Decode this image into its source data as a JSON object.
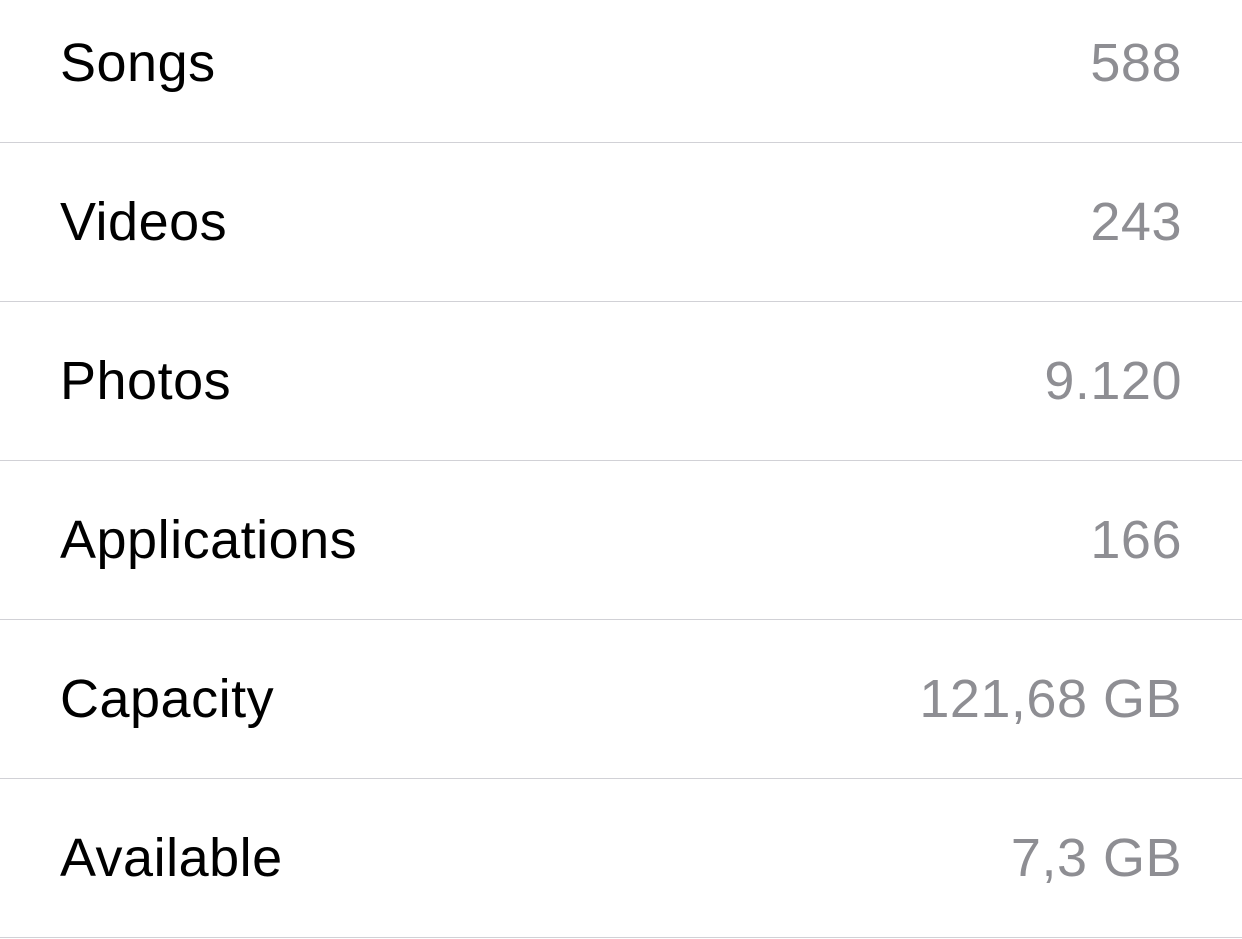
{
  "rows": [
    {
      "label": "Songs",
      "value": "588"
    },
    {
      "label": "Videos",
      "value": "243"
    },
    {
      "label": "Photos",
      "value": "9.120"
    },
    {
      "label": "Applications",
      "value": "166"
    },
    {
      "label": "Capacity",
      "value": "121,68 GB"
    },
    {
      "label": "Available",
      "value": "7,3 GB"
    }
  ]
}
----
**Written request**
Say how many lines include the word "value"; reply with the number alone.

**Finished answer**
6